## EXERCISE INSTRUCTIONS
Only the number is needed: how many lines of the records include "from"?

Dataset items
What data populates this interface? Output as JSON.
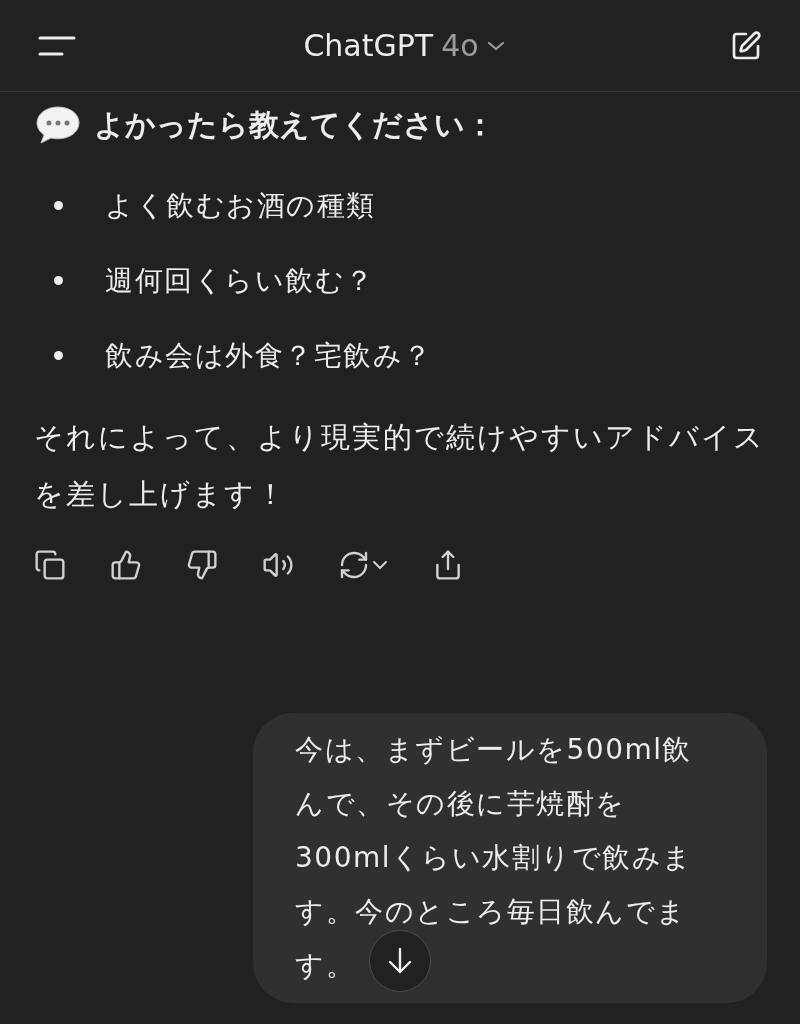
{
  "header": {
    "title": "ChatGPT",
    "model": "4o"
  },
  "reply": {
    "heading": "よかったら教えてください：",
    "bullets": [
      "よく飲むお酒の種類",
      "週何回くらい飲む？",
      "飲み会は外食？宅飲み？"
    ],
    "paragraph": "それによって、より現実的で続けやすいアドバイスを差し上げます！"
  },
  "user_message": {
    "text": "今は、まずビールを500ml飲んで、その後に芋焼酎を300mlくらい水割りで飲みます。今のところ毎日飲んでます。"
  }
}
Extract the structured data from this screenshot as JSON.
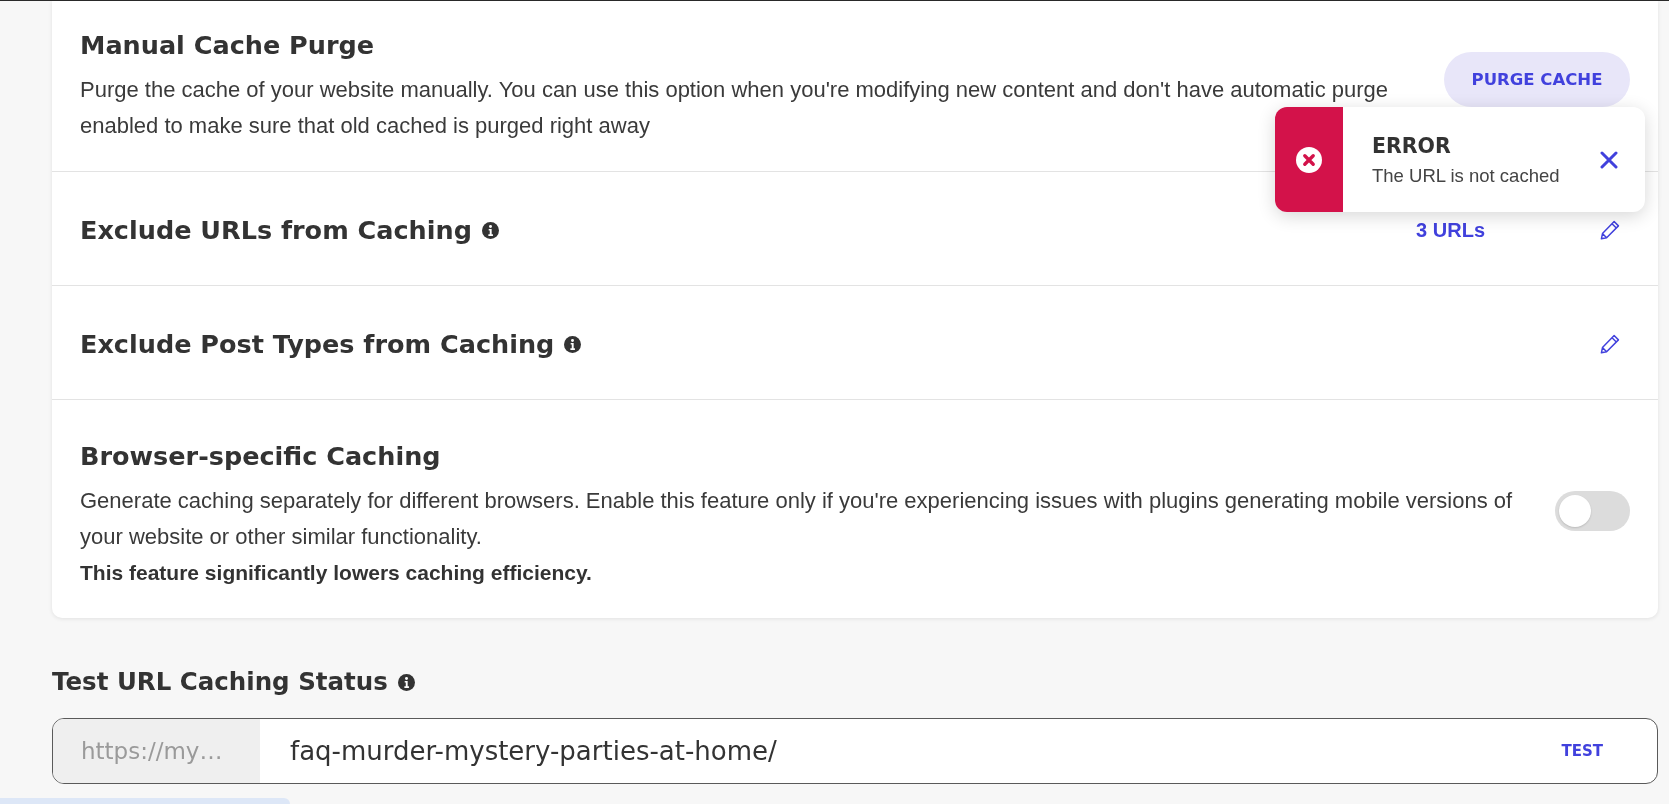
{
  "settings_card": {
    "rows": [
      {
        "kind": "action",
        "title": "Manual Cache Purge",
        "description": "Purge the cache of your website manually. You can use this option when you're modifying new content and don't have automatic purge enabled to make sure that old cached is purged right away",
        "button": "PURGE CACHE"
      },
      {
        "kind": "edit",
        "title": "Exclude URLs from Caching",
        "info": true,
        "count": "3 URLs"
      },
      {
        "kind": "edit",
        "title": "Exclude Post Types from Caching",
        "info": true
      },
      {
        "kind": "toggle",
        "title": "Browser-specific Caching",
        "description": "Generate caching separately for different browsers. Enable this feature only if you're experiencing issues with plugins generating mobile versions of your website or other similar functionality.",
        "warning": "This feature significantly lowers caching efficiency.",
        "on": false
      }
    ]
  },
  "toast": {
    "kind": "error",
    "title": "ERROR",
    "message": "The URL is not cached"
  },
  "test_url": {
    "title": "Test URL Caching Status",
    "info": true,
    "prefix": "https://my…",
    "value": "faq-murder-mystery-parties-at-home/",
    "button": "TEST"
  }
}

## TASK ANSWER
3